** Start Provided information **
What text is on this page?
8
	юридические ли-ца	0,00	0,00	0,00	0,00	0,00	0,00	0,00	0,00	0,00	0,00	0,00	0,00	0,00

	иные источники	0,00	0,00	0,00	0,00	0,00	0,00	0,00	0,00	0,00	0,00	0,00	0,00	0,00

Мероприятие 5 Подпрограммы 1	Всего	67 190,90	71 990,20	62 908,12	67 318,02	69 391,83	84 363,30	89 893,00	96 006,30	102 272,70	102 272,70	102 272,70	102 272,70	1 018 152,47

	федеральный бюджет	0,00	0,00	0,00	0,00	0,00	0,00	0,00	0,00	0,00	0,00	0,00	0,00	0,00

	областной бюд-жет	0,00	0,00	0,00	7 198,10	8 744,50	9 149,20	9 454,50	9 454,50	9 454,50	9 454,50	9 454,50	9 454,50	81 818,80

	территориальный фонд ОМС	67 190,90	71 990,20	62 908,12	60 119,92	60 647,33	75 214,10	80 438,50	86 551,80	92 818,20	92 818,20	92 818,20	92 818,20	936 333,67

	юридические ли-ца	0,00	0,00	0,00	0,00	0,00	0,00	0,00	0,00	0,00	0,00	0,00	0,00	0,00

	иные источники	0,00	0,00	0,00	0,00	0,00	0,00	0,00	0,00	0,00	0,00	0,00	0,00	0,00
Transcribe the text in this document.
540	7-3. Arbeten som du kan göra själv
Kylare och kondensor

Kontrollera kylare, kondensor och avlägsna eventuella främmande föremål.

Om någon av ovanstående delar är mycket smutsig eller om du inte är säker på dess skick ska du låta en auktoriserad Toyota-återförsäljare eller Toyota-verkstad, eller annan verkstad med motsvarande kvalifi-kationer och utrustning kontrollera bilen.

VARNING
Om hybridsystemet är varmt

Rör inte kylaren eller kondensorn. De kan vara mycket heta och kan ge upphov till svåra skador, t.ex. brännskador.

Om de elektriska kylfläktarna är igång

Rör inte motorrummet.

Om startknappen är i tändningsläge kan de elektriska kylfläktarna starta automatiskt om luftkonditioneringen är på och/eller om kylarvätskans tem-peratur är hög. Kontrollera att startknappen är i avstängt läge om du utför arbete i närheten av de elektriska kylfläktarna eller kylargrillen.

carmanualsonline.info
** End Provided information **
What this task involves »
Copy each line of the data exactly, leaving nothing out.

Response to this exercise »
What text is on this page?
8
	юридические ли-ца	0,00	0,00	0,00	0,00	0,00	0,00	0,00	0,00	0,00	0,00	0,00	0,00	0,00

	иные источники	0,00	0,00	0,00	0,00	0,00	0,00	0,00	0,00	0,00	0,00	0,00	0,00	0,00

Мероприятие 5 Подпрограммы 1	Всего	67 190,90	71 990,20	62 908,12	67 318,02	69 391,83	84 363,30	89 893,00	96 006,30	102 272,70	102 272,70	102 272,70	102 272,70	1 018 152,47

	федеральный бюджет	0,00	0,00	0,00	0,00	0,00	0,00	0,00	0,00	0,00	0,00	0,00	0,00	0,00

	областной бюд-жет	0,00	0,00	0,00	7 198,10	8 744,50	9 149,20	9 454,50	9 454,50	9 454,50	9 454,50	9 454,50	9 454,50	81 818,80

	территориальный фонд ОМС	67 190,90	71 990,20	62 908,12	60 119,92	60 647,33	75 214,10	80 438,50	86 551,80	92 818,20	92 818,20	92 818,20	92 818,20	936 333,67

	юридические ли-ца	0,00	0,00	0,00	0,00	0,00	0,00	0,00	0,00	0,00	0,00	0,00	0,00	0,00

	иные источники	0,00	0,00	0,00	0,00	0,00	0,00	0,00	0,00	0,00	0,00	0,00	0,00	0,00
Transcribe the text in this document.
540	7-3. Arbeten som du kan göra själv
Kylare och kondensor

Kontrollera kylare, kondensor och avlägsna eventuella främmande föremål.

Om någon av ovanstående delar är mycket smutsig eller om du inte är säker på dess skick ska du låta en auktoriserad Toyota-återförsäljare eller Toyota-verkstad, eller annan verkstad med motsvarande kvalifi-kationer och utrustning kontrollera bilen.

VARNING
Om hybridsystemet är varmt

Rör inte kylaren eller kondensorn. De kan vara mycket heta och kan ge upphov till svåra skador, t.ex. brännskador.

Om de elektriska kylfläktarna är igång

Rör inte motorrummet.

Om startknappen är i tändningsläge kan de elektriska kylfläktarna starta automatiskt om luftkonditioneringen är på och/eller om kylarvätskans tem-peratur är hög. Kontrollera att startknappen är i avstängt läge om du utför arbete i närheten av de elektriska kylfläktarna eller kylargrillen.

carmanualsonline.info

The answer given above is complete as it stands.